Write out all of the records precisely. Skip anything that is a picture.
SUPPLIED RECORDS start
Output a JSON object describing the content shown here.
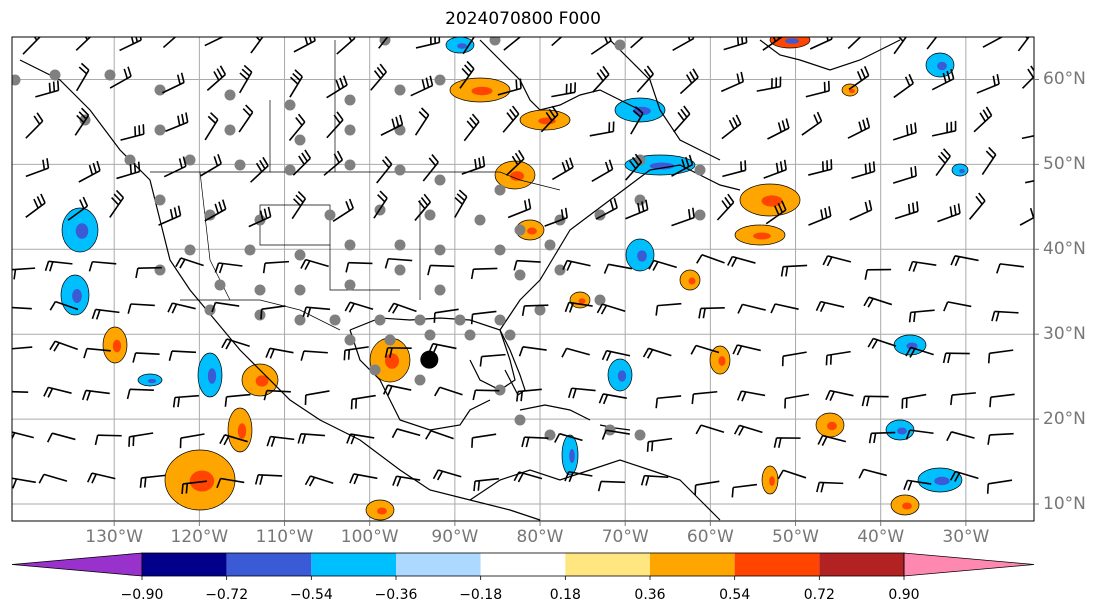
{
  "title": "2024070800 F000",
  "map": {
    "lon_labels": [
      "130°W",
      "120°W",
      "110°W",
      "100°W",
      "90°W",
      "80°W",
      "70°W",
      "60°W",
      "50°W",
      "40°W",
      "30°W"
    ],
    "lat_labels": [
      "60°N",
      "50°N",
      "40°N",
      "30°N",
      "20°N",
      "10°N"
    ],
    "lon_values": [
      -130,
      -120,
      -110,
      -100,
      -90,
      -80,
      -70,
      -60,
      -50,
      -40,
      -30
    ],
    "lat_values": [
      60,
      50,
      40,
      30,
      20,
      10
    ],
    "extent": {
      "lon_min": -142,
      "lon_max": -22,
      "lat_min": 8,
      "lat_max": 65
    },
    "grid": true,
    "marker": {
      "type": "black-dot",
      "lon": -93,
      "lat": 27
    }
  },
  "colorbar": {
    "tick_labels": [
      "−0.90",
      "−0.72",
      "−0.54",
      "−0.36",
      "−0.18",
      "0.18",
      "0.36",
      "0.54",
      "0.72",
      "0.90"
    ],
    "levels": [
      -0.9,
      -0.72,
      -0.54,
      -0.36,
      -0.18,
      0.18,
      0.36,
      0.54,
      0.72,
      0.9
    ],
    "colors": [
      "#9932cc",
      "#00008b",
      "#3b5bd6",
      "#00bfff",
      "#add8ff",
      "#ffffff",
      "#ffe680",
      "#ffa500",
      "#ff4500",
      "#b22222",
      "#ff88b0"
    ],
    "extend": "both"
  }
}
SUPPLIED RECORDS end
▸ **RESULT**:
Output a JSON object describing the content shown here.
{
  "title": "2024070800 F000",
  "map": {
    "lon_labels": [
      "130°W",
      "120°W",
      "110°W",
      "100°W",
      "90°W",
      "80°W",
      "70°W",
      "60°W",
      "50°W",
      "40°W",
      "30°W"
    ],
    "lat_labels": [
      "60°N",
      "50°N",
      "40°N",
      "30°N",
      "20°N",
      "10°N"
    ],
    "lon_values": [
      -130,
      -120,
      -110,
      -100,
      -90,
      -80,
      -70,
      -60,
      -50,
      -40,
      -30
    ],
    "lat_values": [
      60,
      50,
      40,
      30,
      20,
      10
    ],
    "extent": {
      "lon_min": -142,
      "lon_max": -22,
      "lat_min": 8,
      "lat_max": 65
    },
    "grid": true,
    "marker": {
      "type": "black-dot",
      "lon": -93,
      "lat": 27
    }
  },
  "colorbar": {
    "tick_labels": [
      "−0.90",
      "−0.72",
      "−0.54",
      "−0.36",
      "−0.18",
      "0.18",
      "0.36",
      "0.54",
      "0.72",
      "0.90"
    ],
    "levels": [
      -0.9,
      -0.72,
      -0.54,
      -0.36,
      -0.18,
      0.18,
      0.36,
      0.54,
      0.72,
      0.9
    ],
    "colors": [
      "#9932cc",
      "#00008b",
      "#3b5bd6",
      "#00bfff",
      "#add8ff",
      "#ffffff",
      "#ffe680",
      "#ffa500",
      "#ff4500",
      "#b22222",
      "#ff88b0"
    ],
    "extend": "both"
  }
}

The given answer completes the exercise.